● Exercise details
Below are some records; repeat them all exactly, minus the pictures.

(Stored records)
====================

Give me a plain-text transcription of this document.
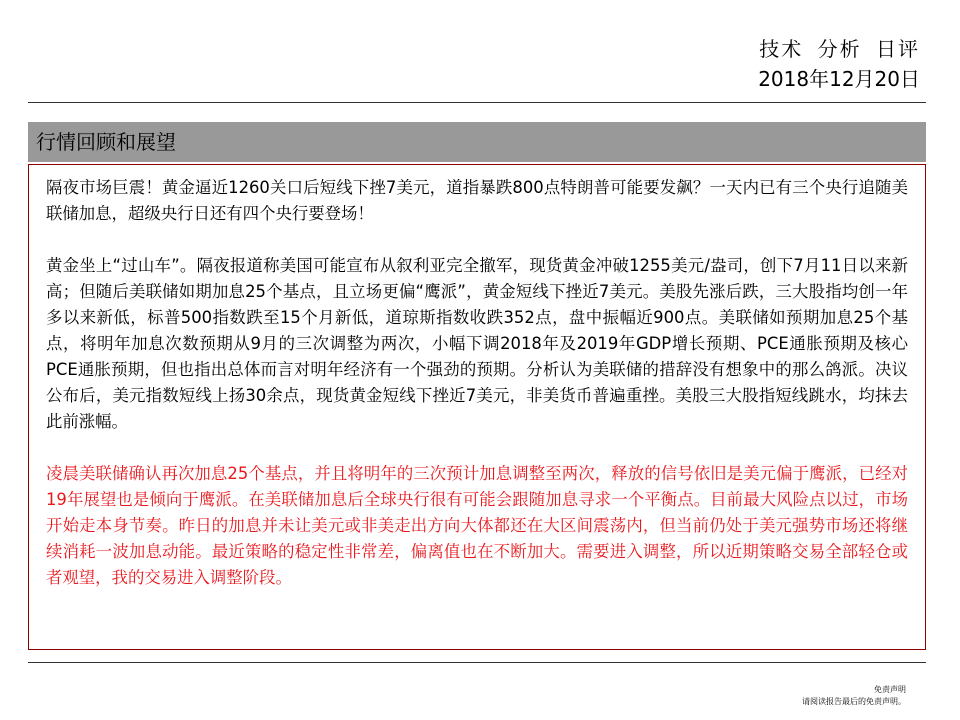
技术 分析 日评
2018年12月20日
行情回顾和展望

隔夜市场巨震！黄金逼近1260关口后短线下挫7美元，道指暴跌800点特朗普可能要发飙？一天内已有三个央行追随美联储加息，超级央行日还有四个央行要登场！

黄金坐上“过山车”。隔夜报道称美国可能宣布从叙利亚完全撤军，现货黄金冲破1255美元/盎司，创下7月11日以来新高；但随后美联储如期加息25个基点，且立场更偏“鹰派”，黄金短线下挫近7美元。美股先涨后跌，三大股指均创一年多以来新低，标普500指数跌至15个月新低，道琼斯指数收跌352点，盘中振幅近900点。美联储如预期加息25个基点，将明年加息次数预期从9月的三次调整为两次，小幅下调2018年及2019年GDP增长预期、PCE通胀预期及核心PCE通胀预期，但也指出总体而言对明年经济有一个强劲的预期。分析认为美联储的措辞没有想象中的那么鸽派。决议公布后，美元指数短线上扬30余点，现货黄金短线下挫近7美元，非美货币普遍重挫。美股三大股指短线跳水，均抹去此前涨幅。

凌晨美联储确认再次加息25个基点，并且将明年的三次预计加息调整至两次，释放的信号依旧是美元偏于鹰派，已经对19年展望也是倾向于鹰派。在美联储加息后全球央行很有可能会跟随加息寻求一个平衡点。目前最大风险点以过，市场开始走本身节奏。昨日的加息并未让美元或非美走出方向大体都还在大区间震荡内，但当前仍处于美元强势市场还将继续消耗一波加息动能。最近策略的稳定性非常差，偏离值也在不断加大。需要进入调整，所以近期策略交易全部轻仓或者观望，我的交易进入调整阶段。

免责声明
请阅读报告最后的免责声明。
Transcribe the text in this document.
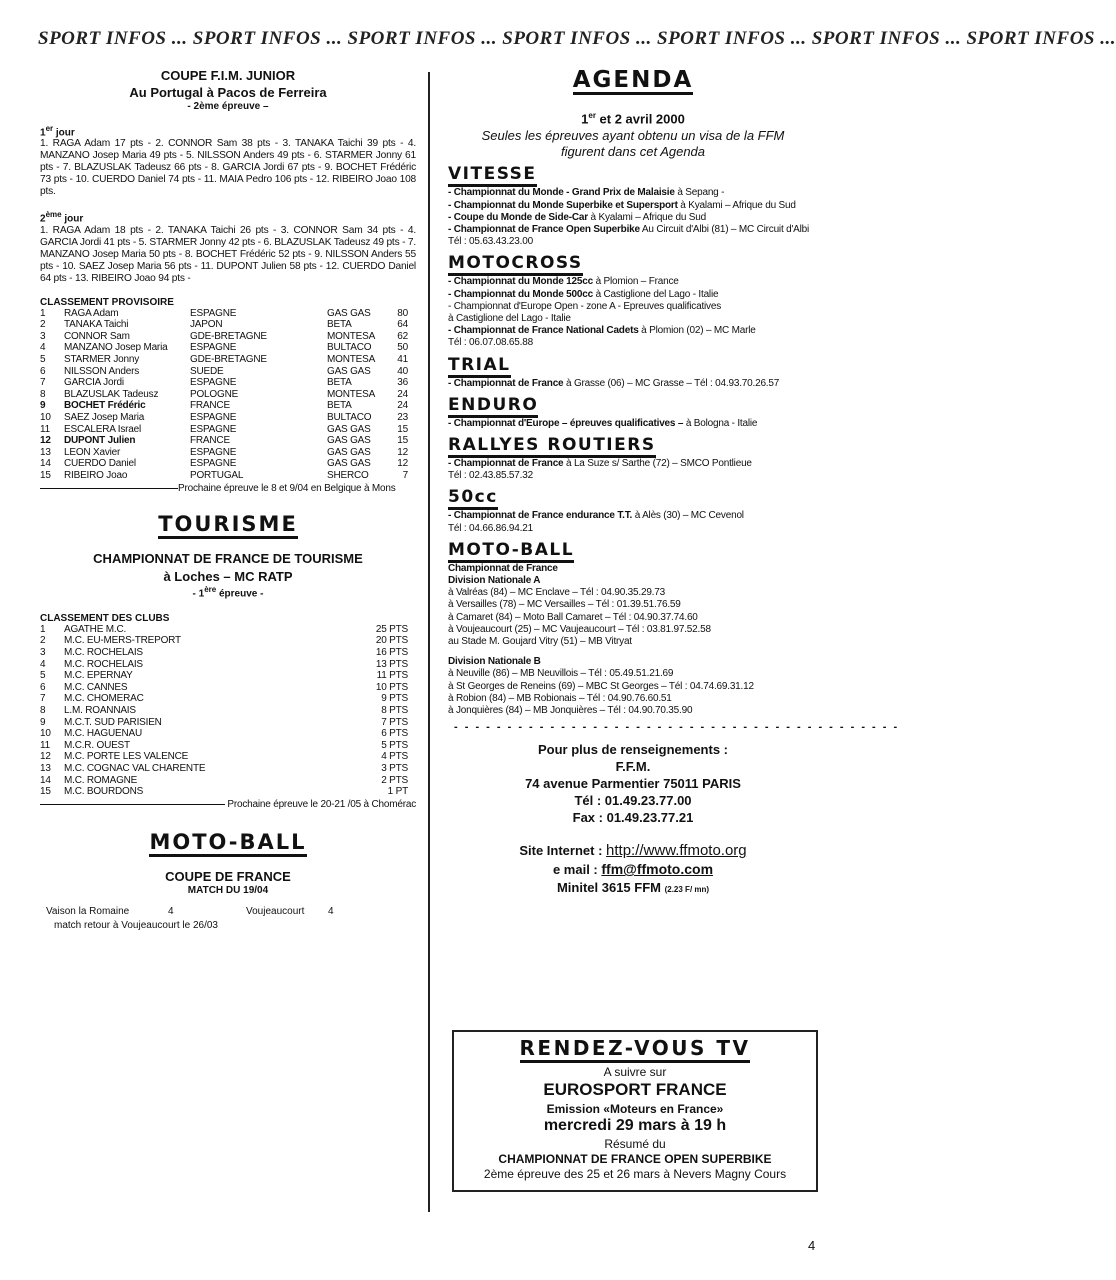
SPORT INFOS ... SPORT INFOS ... SPORT INFOS ... SPORT INFOS ... SPORT INFOS ... SPORT INFOS ... SPORT INFOS ...
COUPE F.I.M. JUNIOR
Au Portugal à Pacos de Ferreira
- 2ème épreuve –
1er jour
1. RAGA Adam 17 pts - 2. CONNOR Sam 38 pts - 3. TANAKA Taichi 39 pts - 4. MANZANO Josep Maria 49 pts - 5. NILSSON Anders 49 pts - 6. STARMER Jonny 61 pts - 7. BLAZUSLAK Tadeusz 66 pts - 8. GARCIA Jordi 67 pts - 9. BOCHET Frédéric 73 pts - 10. CUERDO Daniel 74 pts - 11. MAIA Pedro 106 pts - 12. RIBEIRO Joao 108 pts.
2ème jour
1. RAGA Adam 18 pts - 2. TANAKA Taichi 26 pts - 3. CONNOR Sam 34 pts - 4. GARCIA Jordi 41 pts - 5. STARMER Jonny 42 pts - 6. BLAZUSLAK Tadeusz 49 pts - 7. MANZANO Josep Maria 50 pts - 8. BOCHET Frédéric 52 pts - 9. NILSSON Anders 55 pts - 10. SAEZ Josep Maria 56 pts - 11. DUPONT Julien 58 pts - 12. CUERDO Daniel 64 pts - 13. RIBEIRO Joao 94 pts -
CLASSEMENT PROVISOIRE
1	RAGA Adam	ESPAGNE	GAS GAS	80
2	TANAKA Taichi	JAPON	BETA	64
3	CONNOR Sam	GDE-BRETAGNE	MONTESA	62
4	MANZANO Josep Maria	ESPAGNE	BULTACO	50
5	STARMER Jonny	GDE-BRETAGNE	MONTESA	41
6	NILSSON Anders	SUEDE	GAS GAS	40
7	GARCIA Jordi	ESPAGNE	BETA	36
8	BLAZUSLAK Tadeusz	POLOGNE	MONTESA	24
9	BOCHET Frédéric	FRANCE	BETA	24
10	SAEZ Josep Maria	ESPAGNE	BULTACO	23
11	ESCALERA Israel	ESPAGNE	GAS GAS	15
12	DUPONT Julien	FRANCE	GAS GAS	15
13	LEON Xavier	ESPAGNE	GAS GAS	12
14	CUERDO Daniel	ESPAGNE	GAS GAS	12
15	RIBEIRO Joao	PORTUGAL	SHERCO	7
Prochaine épreuve le 8 et 9/04 en Belgique à Mons
TOURISME
CHAMPIONNAT DE FRANCE DE TOURISME
à Loches – MC RATP
- 1ère épreuve -
CLASSEMENT DES CLUBS
1	AGATHE M.C.	25 PTS
2	M.C. EU-MERS-TREPORT	20 PTS
3	M.C. ROCHELAIS	16 PTS
4	M.C. ROCHELAIS	13 PTS
5	M.C. EPERNAY	11 PTS
6	M.C. CANNES	10 PTS
7	M.C. CHOMERAC	9 PTS
8	L.M. ROANNAIS	8 PTS
9	M.C.T. SUD PARISIEN	7 PTS
10	M.C. HAGUENAU	6 PTS
11	M.C.R. OUEST	5 PTS
12	M.C. PORTE LES VALENCE	4 PTS
13	M.C. COGNAC VAL CHARENTE	3 PTS
14	M.C. ROMAGNE	2 PTS
15	M.C. BOURDONS	1 PT
Prochaine épreuve le 20-21 /05 à Chomérac
MOTO-BALL
COUPE DE FRANCE
MATCH DU 19/04
Vaison la Romaine	4	Voujeaucourt 4
match retour à Voujeaucourt le 26/03
AGENDA
1er et 2 avril 2000
Seules les épreuves ayant obtenu un visa de la FFM
figurent dans cet Agenda
VITESSE
- Championnat du Monde - Grand Prix de Malaisie à Sepang -
- Championnat du Monde Superbike et Supersport à Kyalami – Afrique du Sud
- Coupe du Monde de Side-Car à Kyalami – Afrique du Sud
- Championnat de France Open Superbike Au Circuit d'Albi (81) – MC Circuit d'Albi
Tél : 05.63.43.23.00
MOTOCROSS
- Championnat du Monde 125cc à Plomion – France
- Championnat du Monde 500cc à Castiglione del Lago - Italie
- Championnat d'Europe Open - zone A - Epreuves qualificatives
à Castiglione del Lago - Italie
- Championnat de France National Cadets à Plomion (02) – MC Marle
Tél : 06.07.08.65.88
TRIAL
- Championnat de France à Grasse (06) – MC Grasse – Tél : 04.93.70.26.57
ENDURO
- Championnat d'Europe – épreuves qualificatives – à Bologna - Italie
RALLYES ROUTIERS
- Championnat de France à La Suze s/ Sarthe (72) – SMCO Pontlieue
Tél : 02.43.85.57.32
50cc
- Championnat de France endurance T.T. à Alès (30) – MC Cevenol
Tél : 04.66.86.94.21
MOTO-BALL
Championnat de France
Division Nationale A
à Valréas (84) – MC Enclave – Tél : 04.90.35.29.73
à Versailles (78) – MC Versailles – Tél : 01.39.51.76.59
à Camaret (84) – Moto Ball Camaret – Tél : 04.90.37.74.60
à Voujeaucourt (25) – MC Vaujeaucourt – Tél : 03.81.97.52.58
au Stade M. Goujard Vitry (51) – MB Vitryat
Division Nationale B
à Neuville (86) – MB Neuvillois – Tél : 05.49.51.21.69
à St Georges de Reneins (69) – MBC St Georges – Tél : 04.74.69.31.12
à Robion (84) – MB Robionais – Tél : 04.90.76.60.51
à Jonquières (84) – MB Jonquières – Tél : 04.90.70.35.90
- - - - - - - - - - - - - - - - - - - - - - - - - - - - - - - - - - - - - - - - - -
Pour plus de renseignements :
F.F.M.
74 avenue Parmentier 75011 PARIS
Tél : 01.49.23.77.00
Fax : 01.49.23.77.21
Site Internet : http://www.ffmoto.org
e mail : ffm@ffmoto.com
Minitel 3615 FFM (2.23 F/ mn)
RENDEZ-VOUS TV
A suivre sur
EUROSPORT FRANCE
Emission «Moteurs en France»
mercredi 29 mars à 19 h
Résumé du
CHAMPIONNAT DE FRANCE OPEN SUPERBIKE
2ème épreuve des 25 et 26 mars à Nevers Magny Cours
4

====================

● Answer for the task
Give me a plain-text transcription of this document.
技术 分析 日评
2018年12月20日
行情回顾和展望

隔夜市场巨震！黄金逼近1260关口后短线下挫7美元，道指暴跌800点特朗普可能要发飙？一天内已有三个央行追随美联储加息，超级央行日还有四个央行要登场！

黄金坐上“过山车”。隔夜报道称美国可能宣布从叙利亚完全撤军，现货黄金冲破1255美元/盎司，创下7月11日以来新高；但随后美联储如期加息25个基点，且立场更偏“鹰派”，黄金短线下挫近7美元。美股先涨后跌，三大股指均创一年多以来新低，标普500指数跌至15个月新低，道琼斯指数收跌352点，盘中振幅近900点。美联储如预期加息25个基点，将明年加息次数预期从9月的三次调整为两次，小幅下调2018年及2019年GDP增长预期、PCE通胀预期及核心PCE通胀预期，但也指出总体而言对明年经济有一个强劲的预期。分析认为美联储的措辞没有想象中的那么鸽派。决议公布后，美元指数短线上扬30余点，现货黄金短线下挫近7美元，非美货币普遍重挫。美股三大股指短线跳水，均抹去此前涨幅。

凌晨美联储确认再次加息25个基点，并且将明年的三次预计加息调整至两次，释放的信号依旧是美元偏于鹰派，已经对19年展望也是倾向于鹰派。在美联储加息后全球央行很有可能会跟随加息寻求一个平衡点。目前最大风险点以过，市场开始走本身节奏。昨日的加息并未让美元或非美走出方向大体都还在大区间震荡内，但当前仍处于美元强势市场还将继续消耗一波加息动能。最近策略的稳定性非常差，偏离值也在不断加大。需要进入调整，所以近期策略交易全部轻仓或者观望，我的交易进入调整阶段。

免责声明
请阅读报告最后的免责声明。
Transcribe the text in this document.
SPORT INFOS ... SPORT INFOS ... SPORT INFOS ... SPORT INFOS ... SPORT INFOS ... SPORT INFOS ... SPORT INFOS ...
COUPE F.I.M. JUNIOR
Au Portugal à Pacos de Ferreira
- 2ème épreuve –
1er jour
1. RAGA Adam 17 pts - 2. CONNOR Sam 38 pts - 3. TANAKA Taichi 39 pts - 4. MANZANO Josep Maria 49 pts - 5. NILSSON Anders 49 pts - 6. STARMER Jonny 61 pts - 7. BLAZUSLAK Tadeusz 66 pts - 8. GARCIA Jordi 67 pts - 9. BOCHET Frédéric 73 pts - 10. CUERDO Daniel 74 pts - 11. MAIA Pedro 106 pts - 12. RIBEIRO Joao 108 pts.
2ème jour
1. RAGA Adam 18 pts - 2. TANAKA Taichi 26 pts - 3. CONNOR Sam 34 pts - 4. GARCIA Jordi 41 pts - 5. STARMER Jonny 42 pts - 6. BLAZUSLAK Tadeusz 49 pts - 7. MANZANO Josep Maria 50 pts - 8. BOCHET Frédéric 52 pts - 9. NILSSON Anders 55 pts - 10. SAEZ Josep Maria 56 pts - 11. DUPONT Julien 58 pts - 12. CUERDO Daniel 64 pts - 13. RIBEIRO Joao 94 pts -
CLASSEMENT PROVISOIRE
1	RAGA Adam	ESPAGNE	GAS GAS	80
2	TANAKA Taichi	JAPON	BETA	64
3	CONNOR Sam	GDE-BRETAGNE	MONTESA	62
4	MANZANO Josep Maria	ESPAGNE	BULTACO	50
5	STARMER Jonny	GDE-BRETAGNE	MONTESA	41
6	NILSSON Anders	SUEDE	GAS GAS	40
7	GARCIA Jordi	ESPAGNE	BETA	36
8	BLAZUSLAK Tadeusz	POLOGNE	MONTESA	24
9	BOCHET Frédéric	FRANCE	BETA	24
10	SAEZ Josep Maria	ESPAGNE	BULTACO	23
11	ESCALERA Israel	ESPAGNE	GAS GAS	15
12	DUPONT Julien	FRANCE	GAS GAS	15
13	LEON Xavier	ESPAGNE	GAS GAS	12
14	CUERDO Daniel	ESPAGNE	GAS GAS	12
15	RIBEIRO Joao	PORTUGAL	SHERCO	7
Prochaine épreuve le 8 et 9/04 en Belgique à Mons
TOURISME
CHAMPIONNAT DE FRANCE DE TOURISME
à Loches – MC RATP
- 1ère épreuve -
CLASSEMENT DES CLUBS
1	AGATHE M.C.	25 PTS
2	M.C. EU-MERS-TREPORT	20 PTS
3	M.C. ROCHELAIS	16 PTS
4	M.C. ROCHELAIS	13 PTS
5	M.C. EPERNAY	11 PTS
6	M.C. CANNES	10 PTS
7	M.C. CHOMERAC	9 PTS
8	L.M. ROANNAIS	8 PTS
9	M.C.T. SUD PARISIEN	7 PTS
10	M.C. HAGUENAU	6 PTS
11	M.C.R. OUEST	5 PTS
12	M.C. PORTE LES VALENCE	4 PTS
13	M.C. COGNAC VAL CHARENTE	3 PTS
14	M.C. ROMAGNE	2 PTS
15	M.C. BOURDONS	1 PT
Prochaine épreuve le 20-21 /05 à Chomérac
MOTO-BALL
COUPE DE FRANCE
MATCH DU 19/04
Vaison la Romaine	4	Voujeaucourt 4
match retour à Voujeaucourt le 26/03
AGENDA
1er et 2 avril 2000
Seules les épreuves ayant obtenu un visa de la FFM
figurent dans cet Agenda
VITESSE
- Championnat du Monde - Grand Prix de Malaisie à Sepang -
- Championnat du Monde Superbike et Supersport à Kyalami – Afrique du Sud
- Coupe du Monde de Side-Car à Kyalami – Afrique du Sud
- Championnat de France Open Superbike Au Circuit d'Albi (81) – MC Circuit d'Albi
Tél : 05.63.43.23.00
MOTOCROSS
- Championnat du Monde 125cc à Plomion – France
- Championnat du Monde 500cc à Castiglione del Lago - Italie
- Championnat d'Europe Open - zone A - Epreuves qualificatives
à Castiglione del Lago - Italie
- Championnat de France National Cadets à Plomion (02) – MC Marle
Tél : 06.07.08.65.88
TRIAL
- Championnat de France à Grasse (06) – MC Grasse – Tél : 04.93.70.26.57
ENDURO
- Championnat d'Europe – épreuves qualificatives – à Bologna - Italie
RALLYES ROUTIERS
- Championnat de France à La Suze s/ Sarthe (72) – SMCO Pontlieue
Tél : 02.43.85.57.32
50cc
- Championnat de France endurance T.T. à Alès (30) – MC Cevenol
Tél : 04.66.86.94.21
MOTO-BALL
Championnat de France
Division Nationale A
à Valréas (84) – MC Enclave – Tél : 04.90.35.29.73
à Versailles (78) – MC Versailles – Tél : 01.39.51.76.59
à Camaret (84) – Moto Ball Camaret – Tél : 04.90.37.74.60
à Voujeaucourt (25) – MC Vaujeaucourt – Tél : 03.81.97.52.58
au Stade M. Goujard Vitry (51) – MB Vitryat
Division Nationale B
à Neuville (86) – MB Neuvillois – Tél : 05.49.51.21.69
à St Georges de Reneins (69) – MBC St Georges – Tél : 04.74.69.31.12
à Robion (84) – MB Robionais – Tél : 04.90.76.60.51
à Jonquières (84) – MB Jonquières – Tél : 04.90.70.35.90
- - - - - - - - - - - - - - - - - - - - - - - - - - - - - - - - - - - - - - - - - -
Pour plus de renseignements :
F.F.M.
74 avenue Parmentier 75011 PARIS
Tél : 01.49.23.77.00
Fax : 01.49.23.77.21
Site Internet : http://www.ffmoto.org
e mail : ffm@ffmoto.com
Minitel 3615 FFM (2.23 F/ mn)
RENDEZ-VOUS TV
A suivre sur
EUROSPORT FRANCE
Emission «Moteurs en France»
mercredi 29 mars à 19 h
Résumé du
CHAMPIONNAT DE FRANCE OPEN SUPERBIKE
2ème épreuve des 25 et 26 mars à Nevers Magny Cours
4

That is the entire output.